### Information given
---+---
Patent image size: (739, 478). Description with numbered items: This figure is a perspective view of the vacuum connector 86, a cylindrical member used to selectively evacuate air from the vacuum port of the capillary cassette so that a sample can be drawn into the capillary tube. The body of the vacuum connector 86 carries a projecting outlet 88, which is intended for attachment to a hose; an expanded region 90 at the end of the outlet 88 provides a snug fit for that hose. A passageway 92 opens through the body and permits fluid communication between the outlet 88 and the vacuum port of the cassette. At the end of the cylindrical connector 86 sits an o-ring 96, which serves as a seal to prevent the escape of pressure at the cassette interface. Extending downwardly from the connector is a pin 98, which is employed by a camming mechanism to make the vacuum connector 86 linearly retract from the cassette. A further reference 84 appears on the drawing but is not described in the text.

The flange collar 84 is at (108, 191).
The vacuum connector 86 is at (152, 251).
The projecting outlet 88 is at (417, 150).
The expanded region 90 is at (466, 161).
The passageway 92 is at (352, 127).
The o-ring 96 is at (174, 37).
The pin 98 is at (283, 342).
---+---
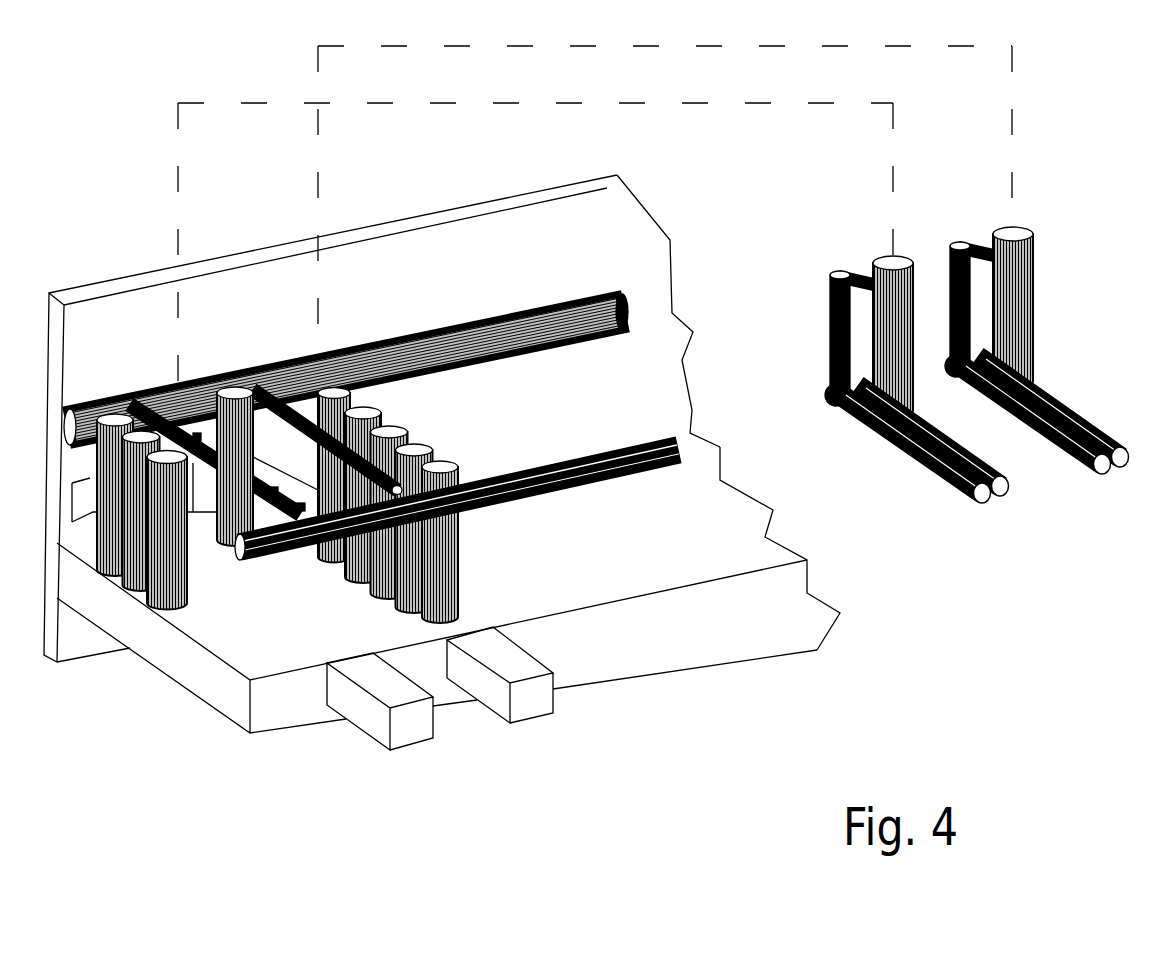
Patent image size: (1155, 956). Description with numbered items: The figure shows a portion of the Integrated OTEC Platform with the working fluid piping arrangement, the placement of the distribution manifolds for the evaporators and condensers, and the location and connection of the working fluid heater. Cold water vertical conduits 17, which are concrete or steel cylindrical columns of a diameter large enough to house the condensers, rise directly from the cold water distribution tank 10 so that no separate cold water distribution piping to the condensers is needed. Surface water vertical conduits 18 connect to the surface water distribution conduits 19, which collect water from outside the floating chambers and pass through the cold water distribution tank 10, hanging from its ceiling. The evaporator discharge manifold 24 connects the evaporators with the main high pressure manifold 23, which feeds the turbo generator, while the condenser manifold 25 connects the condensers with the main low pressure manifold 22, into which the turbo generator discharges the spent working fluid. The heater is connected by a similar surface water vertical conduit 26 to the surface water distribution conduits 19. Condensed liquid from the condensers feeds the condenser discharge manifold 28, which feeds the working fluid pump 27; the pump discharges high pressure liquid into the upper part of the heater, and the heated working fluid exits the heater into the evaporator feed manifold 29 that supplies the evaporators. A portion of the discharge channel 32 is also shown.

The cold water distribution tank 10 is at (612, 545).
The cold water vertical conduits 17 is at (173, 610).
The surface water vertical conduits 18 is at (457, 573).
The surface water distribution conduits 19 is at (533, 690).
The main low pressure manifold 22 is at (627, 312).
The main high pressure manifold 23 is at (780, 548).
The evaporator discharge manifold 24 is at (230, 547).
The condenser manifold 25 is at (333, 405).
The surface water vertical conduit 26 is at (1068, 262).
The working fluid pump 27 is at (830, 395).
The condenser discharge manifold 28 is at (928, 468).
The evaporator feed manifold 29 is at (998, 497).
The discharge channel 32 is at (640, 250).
---+---
Find every line in the records that contains the word "feed", matching case exactly, and copy each of those lines in full.

Patent image size: (1155, 956). Description with numbered items: The figure shows a portion of the Integrated OTEC Platform with the working fluid piping arrangement, the placement of the distribution manifolds for the evaporators and condensers, and the location and connection of the working fluid heater. Cold water vertical conduits 17, which are concrete or steel cylindrical columns of a diameter large enough to house the condensers, rise directly from the cold water distribution tank 10 so that no separate cold water distribution piping to the condensers is needed. Surface water vertical conduits 18 connect to the surface water distribution conduits 19, which collect water from outside the floating chambers and pass through the cold water distribution tank 10, hanging from its ceiling. The evaporator discharge manifold 24 connects the evaporators with the main high pressure manifold 23, which feeds the turbo generator, while the condenser manifold 25 connects the condensers with the main low pressure manifold 22, into which the turbo generator discharges the spent working fluid. The heater is connected by a similar surface water vertical conduit 26 to the surface water distribution conduits 19. Condensed liquid from the condensers feeds the condenser discharge manifold 28, which feeds the working fluid pump 27; the pump discharges high pressure liquid into the upper part of the heater, and the heated working fluid exits the heater into the evaporator feed manifold 29 that supplies the evaporators. A portion of the discharge channel 32 is also shown.
The evaporator feed manifold 29 is at (998, 497).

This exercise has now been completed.